- _Your instructions_: Write out the records below once more, exactly as they stand.

** begin Supplied data **

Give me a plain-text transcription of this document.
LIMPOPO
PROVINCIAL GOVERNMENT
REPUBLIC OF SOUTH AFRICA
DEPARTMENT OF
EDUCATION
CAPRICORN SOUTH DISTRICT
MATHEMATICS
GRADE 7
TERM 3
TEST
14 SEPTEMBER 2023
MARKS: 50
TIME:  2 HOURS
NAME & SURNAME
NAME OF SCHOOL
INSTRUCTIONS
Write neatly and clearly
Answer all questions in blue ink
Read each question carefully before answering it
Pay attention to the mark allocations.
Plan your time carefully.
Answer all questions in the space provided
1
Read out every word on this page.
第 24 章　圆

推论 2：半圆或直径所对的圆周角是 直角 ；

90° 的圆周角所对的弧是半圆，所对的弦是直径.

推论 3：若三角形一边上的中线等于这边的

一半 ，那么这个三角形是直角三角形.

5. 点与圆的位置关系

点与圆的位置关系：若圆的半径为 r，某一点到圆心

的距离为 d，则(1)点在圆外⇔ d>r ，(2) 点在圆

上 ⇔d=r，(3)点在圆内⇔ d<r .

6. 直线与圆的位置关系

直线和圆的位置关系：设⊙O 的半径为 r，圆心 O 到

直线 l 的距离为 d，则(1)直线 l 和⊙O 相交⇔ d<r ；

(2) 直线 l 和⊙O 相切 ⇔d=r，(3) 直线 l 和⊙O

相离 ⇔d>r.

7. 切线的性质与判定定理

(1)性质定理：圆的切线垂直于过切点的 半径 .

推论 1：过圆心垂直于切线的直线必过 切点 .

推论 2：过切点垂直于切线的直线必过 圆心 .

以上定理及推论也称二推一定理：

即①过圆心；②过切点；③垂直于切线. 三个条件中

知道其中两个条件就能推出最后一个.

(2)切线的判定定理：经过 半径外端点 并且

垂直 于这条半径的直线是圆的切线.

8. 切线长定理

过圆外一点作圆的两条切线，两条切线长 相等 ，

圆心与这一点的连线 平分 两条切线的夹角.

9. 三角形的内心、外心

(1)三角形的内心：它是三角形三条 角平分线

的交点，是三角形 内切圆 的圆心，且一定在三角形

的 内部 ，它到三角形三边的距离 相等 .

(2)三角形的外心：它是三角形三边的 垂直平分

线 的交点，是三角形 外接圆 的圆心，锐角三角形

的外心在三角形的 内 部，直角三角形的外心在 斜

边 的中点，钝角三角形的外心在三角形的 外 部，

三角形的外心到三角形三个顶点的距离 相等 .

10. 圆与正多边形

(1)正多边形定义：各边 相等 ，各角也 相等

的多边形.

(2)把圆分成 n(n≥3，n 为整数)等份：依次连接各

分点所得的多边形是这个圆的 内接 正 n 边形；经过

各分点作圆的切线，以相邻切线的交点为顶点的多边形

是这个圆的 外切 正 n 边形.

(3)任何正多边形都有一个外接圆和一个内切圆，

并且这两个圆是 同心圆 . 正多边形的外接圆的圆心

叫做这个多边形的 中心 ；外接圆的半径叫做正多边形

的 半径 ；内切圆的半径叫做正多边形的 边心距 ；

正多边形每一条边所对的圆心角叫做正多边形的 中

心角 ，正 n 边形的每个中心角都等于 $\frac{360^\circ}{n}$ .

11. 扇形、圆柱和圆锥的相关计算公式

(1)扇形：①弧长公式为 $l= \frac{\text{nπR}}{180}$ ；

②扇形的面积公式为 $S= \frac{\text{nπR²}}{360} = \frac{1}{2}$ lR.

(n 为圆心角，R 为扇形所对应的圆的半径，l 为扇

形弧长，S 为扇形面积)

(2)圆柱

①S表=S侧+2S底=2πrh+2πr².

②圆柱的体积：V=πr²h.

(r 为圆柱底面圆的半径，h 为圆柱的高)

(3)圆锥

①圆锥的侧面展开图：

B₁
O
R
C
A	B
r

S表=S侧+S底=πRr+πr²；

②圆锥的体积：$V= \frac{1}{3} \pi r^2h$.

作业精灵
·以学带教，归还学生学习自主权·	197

** end Supplied data **

- _Solution to the problem_:
Give me a plain-text transcription of this document.
LIMPOPO
PROVINCIAL GOVERNMENT
REPUBLIC OF SOUTH AFRICA
DEPARTMENT OF
EDUCATION
CAPRICORN SOUTH DISTRICT
MATHEMATICS
GRADE 7
TERM 3
TEST
14 SEPTEMBER 2023
MARKS: 50
TIME:  2 HOURS
NAME & SURNAME
NAME OF SCHOOL
INSTRUCTIONS
Write neatly and clearly
Answer all questions in blue ink
Read each question carefully before answering it
Pay attention to the mark allocations.
Plan your time carefully.
Answer all questions in the space provided
1
Read out every word on this page.
第 24 章　圆

推论 2：半圆或直径所对的圆周角是 直角 ；

90° 的圆周角所对的弧是半圆，所对的弦是直径.

推论 3：若三角形一边上的中线等于这边的

一半 ，那么这个三角形是直角三角形.

5. 点与圆的位置关系

点与圆的位置关系：若圆的半径为 r，某一点到圆心

的距离为 d，则(1)点在圆外⇔ d>r ，(2) 点在圆

上 ⇔d=r，(3)点在圆内⇔ d<r .

6. 直线与圆的位置关系

直线和圆的位置关系：设⊙O 的半径为 r，圆心 O 到

直线 l 的距离为 d，则(1)直线 l 和⊙O 相交⇔ d<r ；

(2) 直线 l 和⊙O 相切 ⇔d=r，(3) 直线 l 和⊙O

相离 ⇔d>r.

7. 切线的性质与判定定理

(1)性质定理：圆的切线垂直于过切点的 半径 .

推论 1：过圆心垂直于切线的直线必过 切点 .

推论 2：过切点垂直于切线的直线必过 圆心 .

以上定理及推论也称二推一定理：

即①过圆心；②过切点；③垂直于切线. 三个条件中

知道其中两个条件就能推出最后一个.

(2)切线的判定定理：经过 半径外端点 并且

垂直 于这条半径的直线是圆的切线.

8. 切线长定理

过圆外一点作圆的两条切线，两条切线长 相等 ，

圆心与这一点的连线 平分 两条切线的夹角.

9. 三角形的内心、外心

(1)三角形的内心：它是三角形三条 角平分线

的交点，是三角形 内切圆 的圆心，且一定在三角形

的 内部 ，它到三角形三边的距离 相等 .

(2)三角形的外心：它是三角形三边的 垂直平分

线 的交点，是三角形 外接圆 的圆心，锐角三角形

的外心在三角形的 内 部，直角三角形的外心在 斜

边 的中点，钝角三角形的外心在三角形的 外 部，

三角形的外心到三角形三个顶点的距离 相等 .

10. 圆与正多边形

(1)正多边形定义：各边 相等 ，各角也 相等

的多边形.

(2)把圆分成 n(n≥3，n 为整数)等份：依次连接各

分点所得的多边形是这个圆的 内接 正 n 边形；经过

各分点作圆的切线，以相邻切线的交点为顶点的多边形

是这个圆的 外切 正 n 边形.

(3)任何正多边形都有一个外接圆和一个内切圆，

并且这两个圆是 同心圆 . 正多边形的外接圆的圆心

叫做这个多边形的 中心 ；外接圆的半径叫做正多边形

的 半径 ；内切圆的半径叫做正多边形的 边心距 ；

正多边形每一条边所对的圆心角叫做正多边形的 中

心角 ，正 n 边形的每个中心角都等于 $\frac{360^\circ}{n}$ .

11. 扇形、圆柱和圆锥的相关计算公式

(1)扇形：①弧长公式为 $l= \frac{\text{nπR}}{180}$ ；

②扇形的面积公式为 $S= \frac{\text{nπR²}}{360} = \frac{1}{2}$ lR.

(n 为圆心角，R 为扇形所对应的圆的半径，l 为扇

形弧长，S 为扇形面积)

(2)圆柱

①S表=S侧+2S底=2πrh+2πr².

②圆柱的体积：V=πr²h.

(r 为圆柱底面圆的半径，h 为圆柱的高)

(3)圆锥

①圆锥的侧面展开图：

B₁
O
R
C
A	B
r

S表=S侧+S底=πRr+πr²；

②圆锥的体积：$V= \frac{1}{3} \pi r^2h$.

作业精灵
·以学带教，归还学生学习自主权·	197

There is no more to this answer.